** TASK GOAL **
Copy the records below exactly as they are written.

Begin EXTRACTED INFORMATION

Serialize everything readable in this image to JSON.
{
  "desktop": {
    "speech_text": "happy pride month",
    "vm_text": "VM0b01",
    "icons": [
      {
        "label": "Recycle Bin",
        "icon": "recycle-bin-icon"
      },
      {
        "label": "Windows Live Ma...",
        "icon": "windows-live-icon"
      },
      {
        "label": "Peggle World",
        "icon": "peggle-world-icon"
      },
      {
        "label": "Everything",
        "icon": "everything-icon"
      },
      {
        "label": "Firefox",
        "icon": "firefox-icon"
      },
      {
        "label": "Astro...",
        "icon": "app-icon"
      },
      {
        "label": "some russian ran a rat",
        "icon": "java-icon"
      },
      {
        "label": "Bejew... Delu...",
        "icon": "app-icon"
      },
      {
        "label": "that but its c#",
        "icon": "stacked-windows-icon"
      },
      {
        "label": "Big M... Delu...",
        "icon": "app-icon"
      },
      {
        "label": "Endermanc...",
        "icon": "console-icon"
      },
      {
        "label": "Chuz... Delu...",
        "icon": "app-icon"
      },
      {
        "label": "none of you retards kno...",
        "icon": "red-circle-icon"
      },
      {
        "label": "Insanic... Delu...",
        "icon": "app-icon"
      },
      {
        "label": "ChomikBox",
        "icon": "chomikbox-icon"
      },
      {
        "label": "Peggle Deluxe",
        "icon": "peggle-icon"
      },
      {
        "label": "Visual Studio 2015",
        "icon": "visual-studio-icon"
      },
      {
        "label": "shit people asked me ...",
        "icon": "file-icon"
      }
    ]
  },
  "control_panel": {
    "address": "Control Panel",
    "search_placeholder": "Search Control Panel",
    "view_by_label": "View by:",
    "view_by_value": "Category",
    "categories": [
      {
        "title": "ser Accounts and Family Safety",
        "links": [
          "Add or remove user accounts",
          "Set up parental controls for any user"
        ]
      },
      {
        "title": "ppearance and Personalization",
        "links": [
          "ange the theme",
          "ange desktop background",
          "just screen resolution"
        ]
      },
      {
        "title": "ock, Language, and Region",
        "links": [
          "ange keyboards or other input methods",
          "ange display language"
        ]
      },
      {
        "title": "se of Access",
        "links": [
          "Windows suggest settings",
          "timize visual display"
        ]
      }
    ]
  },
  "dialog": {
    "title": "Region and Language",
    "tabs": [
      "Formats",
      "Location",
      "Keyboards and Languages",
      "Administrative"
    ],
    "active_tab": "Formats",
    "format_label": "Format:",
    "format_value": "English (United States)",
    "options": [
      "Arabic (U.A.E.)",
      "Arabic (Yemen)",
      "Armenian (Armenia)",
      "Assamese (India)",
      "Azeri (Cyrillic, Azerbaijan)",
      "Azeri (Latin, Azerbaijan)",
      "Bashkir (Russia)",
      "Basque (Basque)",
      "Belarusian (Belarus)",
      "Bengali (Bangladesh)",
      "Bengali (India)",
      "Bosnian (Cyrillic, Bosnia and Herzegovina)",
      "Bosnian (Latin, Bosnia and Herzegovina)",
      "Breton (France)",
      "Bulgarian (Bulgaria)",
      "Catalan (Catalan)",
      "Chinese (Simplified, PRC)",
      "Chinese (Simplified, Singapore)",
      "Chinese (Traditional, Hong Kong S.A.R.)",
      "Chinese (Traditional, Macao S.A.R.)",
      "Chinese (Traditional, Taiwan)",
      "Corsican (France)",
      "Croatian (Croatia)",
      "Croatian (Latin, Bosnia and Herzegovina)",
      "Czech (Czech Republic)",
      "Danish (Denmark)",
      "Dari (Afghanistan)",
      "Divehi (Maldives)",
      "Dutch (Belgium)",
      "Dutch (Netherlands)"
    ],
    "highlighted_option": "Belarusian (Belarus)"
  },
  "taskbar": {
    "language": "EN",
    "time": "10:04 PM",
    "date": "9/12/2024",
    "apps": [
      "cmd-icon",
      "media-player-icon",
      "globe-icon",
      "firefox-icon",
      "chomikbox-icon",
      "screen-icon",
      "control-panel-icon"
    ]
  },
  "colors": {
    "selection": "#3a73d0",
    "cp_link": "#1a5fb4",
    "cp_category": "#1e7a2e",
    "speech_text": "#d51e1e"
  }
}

End EXTRACTED INFORMATION

** FINISHED EXERCISE **
Serialize everything readable in this image to JSON.
{
  "desktop": {
    "speech_text": "happy pride month",
    "vm_text": "VM0b01",
    "icons": [
      {
        "label": "Recycle Bin",
        "icon": "recycle-bin-icon"
      },
      {
        "label": "Windows Live Ma...",
        "icon": "windows-live-icon"
      },
      {
        "label": "Peggle World",
        "icon": "peggle-world-icon"
      },
      {
        "label": "Everything",
        "icon": "everything-icon"
      },
      {
        "label": "Firefox",
        "icon": "firefox-icon"
      },
      {
        "label": "Astro...",
        "icon": "app-icon"
      },
      {
        "label": "some russian ran a rat",
        "icon": "java-icon"
      },
      {
        "label": "Bejew... Delu...",
        "icon": "app-icon"
      },
      {
        "label": "that but its c#",
        "icon": "stacked-windows-icon"
      },
      {
        "label": "Big M... Delu...",
        "icon": "app-icon"
      },
      {
        "label": "Endermanc...",
        "icon": "console-icon"
      },
      {
        "label": "Chuz... Delu...",
        "icon": "app-icon"
      },
      {
        "label": "none of you retards kno...",
        "icon": "red-circle-icon"
      },
      {
        "label": "Insanic... Delu...",
        "icon": "app-icon"
      },
      {
        "label": "ChomikBox",
        "icon": "chomikbox-icon"
      },
      {
        "label": "Peggle Deluxe",
        "icon": "peggle-icon"
      },
      {
        "label": "Visual Studio 2015",
        "icon": "visual-studio-icon"
      },
      {
        "label": "shit people asked me ...",
        "icon": "file-icon"
      }
    ]
  },
  "control_panel": {
    "address": "Control Panel",
    "search_placeholder": "Search Control Panel",
    "view_by_label": "View by:",
    "view_by_value": "Category",
    "categories": [
      {
        "title": "ser Accounts and Family Safety",
        "links": [
          "Add or remove user accounts",
          "Set up parental controls for any user"
        ]
      },
      {
        "title": "ppearance and Personalization",
        "links": [
          "ange the theme",
          "ange desktop background",
          "just screen resolution"
        ]
      },
      {
        "title": "ock, Language, and Region",
        "links": [
          "ange keyboards or other input methods",
          "ange display language"
        ]
      },
      {
        "title": "se of Access",
        "links": [
          "Windows suggest settings",
          "timize visual display"
        ]
      }
    ]
  },
  "dialog": {
    "title": "Region and Language",
    "tabs": [
      "Formats",
      "Location",
      "Keyboards and Languages",
      "Administrative"
    ],
    "active_tab": "Formats",
    "format_label": "Format:",
    "format_value": "English (United States)",
    "options": [
      "Arabic (U.A.E.)",
      "Arabic (Yemen)",
      "Armenian (Armenia)",
      "Assamese (India)",
      "Azeri (Cyrillic, Azerbaijan)",
      "Azeri (Latin, Azerbaijan)",
      "Bashkir (Russia)",
      "Basque (Basque)",
      "Belarusian (Belarus)",
      "Bengali (Bangladesh)",
      "Bengali (India)",
      "Bosnian (Cyrillic, Bosnia and Herzegovina)",
      "Bosnian (Latin, Bosnia and Herzegovina)",
      "Breton (France)",
      "Bulgarian (Bulgaria)",
      "Catalan (Catalan)",
      "Chinese (Simplified, PRC)",
      "Chinese (Simplified, Singapore)",
      "Chinese (Traditional, Hong Kong S.A.R.)",
      "Chinese (Traditional, Macao S.A.R.)",
      "Chinese (Traditional, Taiwan)",
      "Corsican (France)",
      "Croatian (Croatia)",
      "Croatian (Latin, Bosnia and Herzegovina)",
      "Czech (Czech Republic)",
      "Danish (Denmark)",
      "Dari (Afghanistan)",
      "Divehi (Maldives)",
      "Dutch (Belgium)",
      "Dutch (Netherlands)"
    ],
    "highlighted_option": "Belarusian (Belarus)"
  },
  "taskbar": {
    "language": "EN",
    "time": "10:04 PM",
    "date": "9/12/2024",
    "apps": [
      "cmd-icon",
      "media-player-icon",
      "globe-icon",
      "firefox-icon",
      "chomikbox-icon",
      "screen-icon",
      "control-panel-icon"
    ]
  },
  "colors": {
    "selection": "#3a73d0",
    "cp_link": "#1a5fb4",
    "cp_category": "#1e7a2e",
    "speech_text": "#d51e1e"
  }
}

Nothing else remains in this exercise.